Using the data below, gather each line that includes the word "screenshot".

Start of Exercise data

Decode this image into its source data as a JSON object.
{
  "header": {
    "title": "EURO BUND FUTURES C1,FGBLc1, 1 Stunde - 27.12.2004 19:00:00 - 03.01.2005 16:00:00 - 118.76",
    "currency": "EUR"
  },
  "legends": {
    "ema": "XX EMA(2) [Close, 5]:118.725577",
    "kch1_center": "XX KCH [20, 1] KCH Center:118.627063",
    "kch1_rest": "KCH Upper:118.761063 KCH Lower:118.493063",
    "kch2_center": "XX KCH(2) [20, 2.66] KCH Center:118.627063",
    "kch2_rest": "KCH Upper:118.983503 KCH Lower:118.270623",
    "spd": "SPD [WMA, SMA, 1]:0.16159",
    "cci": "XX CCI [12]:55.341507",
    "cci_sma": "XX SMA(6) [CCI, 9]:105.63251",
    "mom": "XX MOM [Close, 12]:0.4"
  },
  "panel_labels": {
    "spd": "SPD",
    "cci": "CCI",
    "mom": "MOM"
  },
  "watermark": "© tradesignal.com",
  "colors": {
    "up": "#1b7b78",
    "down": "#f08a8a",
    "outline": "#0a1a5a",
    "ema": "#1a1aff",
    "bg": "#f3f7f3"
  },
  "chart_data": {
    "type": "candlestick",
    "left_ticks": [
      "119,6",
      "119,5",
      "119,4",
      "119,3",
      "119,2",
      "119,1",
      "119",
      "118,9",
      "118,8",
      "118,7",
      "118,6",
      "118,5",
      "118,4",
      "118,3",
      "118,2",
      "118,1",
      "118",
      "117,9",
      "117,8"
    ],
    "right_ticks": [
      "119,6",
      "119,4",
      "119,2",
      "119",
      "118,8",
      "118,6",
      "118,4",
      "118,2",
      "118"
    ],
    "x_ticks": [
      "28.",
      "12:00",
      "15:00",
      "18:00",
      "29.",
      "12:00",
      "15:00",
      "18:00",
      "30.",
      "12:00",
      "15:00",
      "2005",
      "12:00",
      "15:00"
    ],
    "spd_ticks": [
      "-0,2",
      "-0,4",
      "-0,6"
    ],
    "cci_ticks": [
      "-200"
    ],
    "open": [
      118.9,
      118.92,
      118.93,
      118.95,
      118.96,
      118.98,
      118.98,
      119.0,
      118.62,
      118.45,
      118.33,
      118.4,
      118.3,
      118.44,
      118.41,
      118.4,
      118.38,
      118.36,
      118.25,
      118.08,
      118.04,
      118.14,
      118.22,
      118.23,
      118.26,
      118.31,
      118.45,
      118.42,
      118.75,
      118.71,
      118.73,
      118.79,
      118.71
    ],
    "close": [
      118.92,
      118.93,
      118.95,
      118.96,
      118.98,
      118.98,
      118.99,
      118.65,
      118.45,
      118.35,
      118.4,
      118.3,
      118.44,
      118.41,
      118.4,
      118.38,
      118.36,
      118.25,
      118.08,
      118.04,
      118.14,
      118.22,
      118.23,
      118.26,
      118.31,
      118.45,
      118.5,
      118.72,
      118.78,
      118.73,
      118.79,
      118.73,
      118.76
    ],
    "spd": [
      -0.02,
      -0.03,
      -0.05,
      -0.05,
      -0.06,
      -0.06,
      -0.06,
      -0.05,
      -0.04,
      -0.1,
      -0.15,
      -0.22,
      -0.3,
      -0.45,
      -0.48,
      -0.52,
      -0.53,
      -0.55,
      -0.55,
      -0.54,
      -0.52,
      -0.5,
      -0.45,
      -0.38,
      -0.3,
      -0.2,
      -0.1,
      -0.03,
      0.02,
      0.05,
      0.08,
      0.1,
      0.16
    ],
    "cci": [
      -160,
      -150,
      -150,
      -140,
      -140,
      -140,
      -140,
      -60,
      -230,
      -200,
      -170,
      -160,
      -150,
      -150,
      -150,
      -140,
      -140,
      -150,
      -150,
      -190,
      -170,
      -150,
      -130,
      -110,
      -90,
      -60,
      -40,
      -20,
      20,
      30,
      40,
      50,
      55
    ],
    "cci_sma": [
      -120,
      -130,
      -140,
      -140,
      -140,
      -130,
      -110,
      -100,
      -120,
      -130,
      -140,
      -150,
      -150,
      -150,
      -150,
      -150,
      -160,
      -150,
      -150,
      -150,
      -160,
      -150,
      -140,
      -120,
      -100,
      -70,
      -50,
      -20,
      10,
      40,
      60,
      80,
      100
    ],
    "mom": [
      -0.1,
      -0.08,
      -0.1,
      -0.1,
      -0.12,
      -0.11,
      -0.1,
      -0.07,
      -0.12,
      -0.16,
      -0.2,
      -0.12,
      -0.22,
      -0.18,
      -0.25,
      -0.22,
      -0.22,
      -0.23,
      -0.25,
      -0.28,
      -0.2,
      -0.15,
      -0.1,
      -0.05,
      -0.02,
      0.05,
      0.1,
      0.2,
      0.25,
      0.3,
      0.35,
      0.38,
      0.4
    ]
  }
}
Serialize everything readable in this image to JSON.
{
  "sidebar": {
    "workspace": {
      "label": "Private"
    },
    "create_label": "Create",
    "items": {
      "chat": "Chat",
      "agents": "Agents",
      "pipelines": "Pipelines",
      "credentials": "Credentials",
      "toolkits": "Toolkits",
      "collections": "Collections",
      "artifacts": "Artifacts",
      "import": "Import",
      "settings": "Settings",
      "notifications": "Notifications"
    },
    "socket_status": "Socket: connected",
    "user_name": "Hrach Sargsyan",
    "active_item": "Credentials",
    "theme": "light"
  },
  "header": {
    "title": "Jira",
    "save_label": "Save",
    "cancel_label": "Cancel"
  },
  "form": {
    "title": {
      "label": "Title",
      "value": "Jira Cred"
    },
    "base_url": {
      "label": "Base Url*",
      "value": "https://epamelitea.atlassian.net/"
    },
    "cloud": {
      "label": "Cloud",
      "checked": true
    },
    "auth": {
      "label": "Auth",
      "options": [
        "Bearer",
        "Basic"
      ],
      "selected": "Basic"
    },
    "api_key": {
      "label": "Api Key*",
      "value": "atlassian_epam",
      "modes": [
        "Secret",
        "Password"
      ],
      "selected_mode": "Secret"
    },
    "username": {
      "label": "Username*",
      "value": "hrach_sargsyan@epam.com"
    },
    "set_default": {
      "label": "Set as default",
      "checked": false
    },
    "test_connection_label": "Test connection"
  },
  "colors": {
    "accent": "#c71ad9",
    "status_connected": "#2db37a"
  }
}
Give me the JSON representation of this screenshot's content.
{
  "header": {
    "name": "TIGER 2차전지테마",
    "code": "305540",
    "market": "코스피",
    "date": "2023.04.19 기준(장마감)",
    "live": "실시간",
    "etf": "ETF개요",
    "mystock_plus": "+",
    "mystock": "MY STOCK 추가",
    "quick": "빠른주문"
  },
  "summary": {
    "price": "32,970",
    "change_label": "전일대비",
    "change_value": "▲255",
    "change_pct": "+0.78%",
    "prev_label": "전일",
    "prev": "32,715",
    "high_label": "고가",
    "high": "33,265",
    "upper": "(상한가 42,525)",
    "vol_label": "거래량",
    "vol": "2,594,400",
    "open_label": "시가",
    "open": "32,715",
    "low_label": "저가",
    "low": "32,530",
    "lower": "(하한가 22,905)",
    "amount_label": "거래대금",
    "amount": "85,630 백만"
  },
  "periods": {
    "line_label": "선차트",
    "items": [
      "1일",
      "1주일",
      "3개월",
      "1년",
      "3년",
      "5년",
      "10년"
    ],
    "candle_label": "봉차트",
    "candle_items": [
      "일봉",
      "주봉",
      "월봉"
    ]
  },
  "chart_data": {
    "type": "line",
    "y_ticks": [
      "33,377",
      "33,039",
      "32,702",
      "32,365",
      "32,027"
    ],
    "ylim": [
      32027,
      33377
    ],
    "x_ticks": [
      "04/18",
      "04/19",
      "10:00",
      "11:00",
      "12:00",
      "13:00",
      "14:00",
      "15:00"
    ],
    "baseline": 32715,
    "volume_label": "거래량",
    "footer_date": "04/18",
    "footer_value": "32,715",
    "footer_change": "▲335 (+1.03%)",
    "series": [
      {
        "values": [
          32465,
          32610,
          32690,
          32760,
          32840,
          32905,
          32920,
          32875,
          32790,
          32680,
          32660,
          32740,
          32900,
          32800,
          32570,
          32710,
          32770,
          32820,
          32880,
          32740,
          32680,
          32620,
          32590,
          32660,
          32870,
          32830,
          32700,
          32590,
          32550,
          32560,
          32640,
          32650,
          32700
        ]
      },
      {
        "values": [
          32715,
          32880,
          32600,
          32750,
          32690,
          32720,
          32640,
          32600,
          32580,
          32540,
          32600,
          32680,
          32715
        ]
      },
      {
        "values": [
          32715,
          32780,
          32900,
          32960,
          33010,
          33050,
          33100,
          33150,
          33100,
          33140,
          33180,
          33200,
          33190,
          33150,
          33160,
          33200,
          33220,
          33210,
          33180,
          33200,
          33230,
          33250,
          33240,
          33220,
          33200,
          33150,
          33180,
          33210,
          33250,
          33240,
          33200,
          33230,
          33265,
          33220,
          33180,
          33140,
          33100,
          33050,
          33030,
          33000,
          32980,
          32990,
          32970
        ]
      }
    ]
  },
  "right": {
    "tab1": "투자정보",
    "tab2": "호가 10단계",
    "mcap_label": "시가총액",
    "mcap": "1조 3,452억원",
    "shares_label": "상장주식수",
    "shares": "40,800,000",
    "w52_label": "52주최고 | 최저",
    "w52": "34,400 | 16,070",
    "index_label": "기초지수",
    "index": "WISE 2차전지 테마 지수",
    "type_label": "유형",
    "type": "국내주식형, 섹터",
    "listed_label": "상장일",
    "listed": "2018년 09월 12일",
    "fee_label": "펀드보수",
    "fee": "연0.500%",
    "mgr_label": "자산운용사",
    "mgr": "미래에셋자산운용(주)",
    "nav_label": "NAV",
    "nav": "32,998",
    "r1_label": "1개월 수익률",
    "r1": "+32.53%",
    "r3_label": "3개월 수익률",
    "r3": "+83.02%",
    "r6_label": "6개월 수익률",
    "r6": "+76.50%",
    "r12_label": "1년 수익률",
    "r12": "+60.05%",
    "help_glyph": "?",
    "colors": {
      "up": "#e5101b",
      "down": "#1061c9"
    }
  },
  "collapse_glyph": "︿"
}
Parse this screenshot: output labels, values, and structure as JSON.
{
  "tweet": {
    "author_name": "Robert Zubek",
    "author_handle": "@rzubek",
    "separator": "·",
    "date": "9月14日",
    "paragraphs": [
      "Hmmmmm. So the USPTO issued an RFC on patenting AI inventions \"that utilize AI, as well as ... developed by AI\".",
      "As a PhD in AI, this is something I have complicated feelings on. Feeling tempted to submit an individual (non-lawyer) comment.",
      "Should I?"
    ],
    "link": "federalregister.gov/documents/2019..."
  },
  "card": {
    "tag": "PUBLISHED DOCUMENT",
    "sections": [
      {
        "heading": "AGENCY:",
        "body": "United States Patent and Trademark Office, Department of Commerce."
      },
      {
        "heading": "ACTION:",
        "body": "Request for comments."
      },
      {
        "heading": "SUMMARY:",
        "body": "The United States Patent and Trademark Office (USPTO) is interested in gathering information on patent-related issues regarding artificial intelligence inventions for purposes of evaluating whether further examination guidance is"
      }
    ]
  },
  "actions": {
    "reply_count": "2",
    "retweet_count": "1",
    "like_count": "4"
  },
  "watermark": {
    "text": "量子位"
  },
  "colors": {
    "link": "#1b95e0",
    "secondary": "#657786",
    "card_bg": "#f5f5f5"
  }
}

End of Exercise data

__The response__:
Give me the JSON representation of this screenshot's content.
Parse this screenshot: output labels, values, and structure as JSON.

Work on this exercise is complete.